> **PROMPT**:
In the data below, find every line that has the string "ylabel", and copy it.
====== DATASET RECORDS
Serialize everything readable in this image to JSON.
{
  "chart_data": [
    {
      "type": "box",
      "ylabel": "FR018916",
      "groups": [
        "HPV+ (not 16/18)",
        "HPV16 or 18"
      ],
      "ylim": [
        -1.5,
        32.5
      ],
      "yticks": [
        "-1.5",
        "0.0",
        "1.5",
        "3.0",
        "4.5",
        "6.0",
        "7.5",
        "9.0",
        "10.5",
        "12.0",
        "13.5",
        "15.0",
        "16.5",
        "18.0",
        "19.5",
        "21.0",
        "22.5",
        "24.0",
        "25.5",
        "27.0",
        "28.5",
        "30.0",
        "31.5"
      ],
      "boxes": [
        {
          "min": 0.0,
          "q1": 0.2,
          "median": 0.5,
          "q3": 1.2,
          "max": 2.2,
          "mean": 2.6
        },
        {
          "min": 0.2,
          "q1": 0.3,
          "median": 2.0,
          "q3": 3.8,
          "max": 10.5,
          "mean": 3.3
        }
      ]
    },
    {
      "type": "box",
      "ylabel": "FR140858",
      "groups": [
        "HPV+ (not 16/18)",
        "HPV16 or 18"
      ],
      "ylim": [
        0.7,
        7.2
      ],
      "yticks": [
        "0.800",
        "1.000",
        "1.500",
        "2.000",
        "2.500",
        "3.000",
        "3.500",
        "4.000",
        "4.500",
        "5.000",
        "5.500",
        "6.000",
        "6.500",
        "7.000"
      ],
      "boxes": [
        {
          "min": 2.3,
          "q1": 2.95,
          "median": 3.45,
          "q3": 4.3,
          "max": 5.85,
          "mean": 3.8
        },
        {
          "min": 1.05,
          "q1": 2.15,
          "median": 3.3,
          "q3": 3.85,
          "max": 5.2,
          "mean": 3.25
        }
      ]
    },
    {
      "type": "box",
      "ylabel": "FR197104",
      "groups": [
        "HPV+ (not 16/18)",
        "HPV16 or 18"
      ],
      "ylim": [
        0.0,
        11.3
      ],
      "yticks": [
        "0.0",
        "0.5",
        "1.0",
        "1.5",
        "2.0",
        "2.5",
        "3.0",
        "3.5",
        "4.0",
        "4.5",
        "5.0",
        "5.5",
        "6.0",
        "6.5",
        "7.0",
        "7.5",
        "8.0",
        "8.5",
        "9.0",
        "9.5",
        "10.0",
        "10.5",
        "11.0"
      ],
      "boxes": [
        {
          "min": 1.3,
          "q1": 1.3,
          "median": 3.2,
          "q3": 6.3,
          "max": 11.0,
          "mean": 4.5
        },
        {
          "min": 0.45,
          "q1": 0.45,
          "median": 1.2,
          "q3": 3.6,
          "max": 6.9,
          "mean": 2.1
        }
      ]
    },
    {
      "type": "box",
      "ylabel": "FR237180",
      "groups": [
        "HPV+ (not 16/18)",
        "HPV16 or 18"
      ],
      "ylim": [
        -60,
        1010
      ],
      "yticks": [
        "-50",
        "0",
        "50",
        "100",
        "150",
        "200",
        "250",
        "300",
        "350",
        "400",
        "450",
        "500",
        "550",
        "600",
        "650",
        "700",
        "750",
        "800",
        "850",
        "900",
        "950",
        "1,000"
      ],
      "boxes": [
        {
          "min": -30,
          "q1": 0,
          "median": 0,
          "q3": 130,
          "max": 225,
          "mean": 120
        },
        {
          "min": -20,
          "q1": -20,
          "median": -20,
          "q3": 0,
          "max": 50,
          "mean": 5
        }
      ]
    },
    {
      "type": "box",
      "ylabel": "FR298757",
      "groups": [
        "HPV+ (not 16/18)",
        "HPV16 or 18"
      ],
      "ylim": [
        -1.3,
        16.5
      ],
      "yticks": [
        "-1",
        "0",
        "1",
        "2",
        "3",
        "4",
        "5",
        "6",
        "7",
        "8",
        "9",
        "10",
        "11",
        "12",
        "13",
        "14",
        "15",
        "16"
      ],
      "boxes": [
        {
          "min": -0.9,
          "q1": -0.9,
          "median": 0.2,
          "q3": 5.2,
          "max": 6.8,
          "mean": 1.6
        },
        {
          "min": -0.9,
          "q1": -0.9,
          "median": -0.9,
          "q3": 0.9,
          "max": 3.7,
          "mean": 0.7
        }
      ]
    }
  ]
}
============
> **WRITTEN SOLUTION**:
      "ylabel": "FR018916",
      "ylabel": "FR140858",
      "ylabel": "FR197104",
      "ylabel": "FR237180",
      "ylabel": "FR298757",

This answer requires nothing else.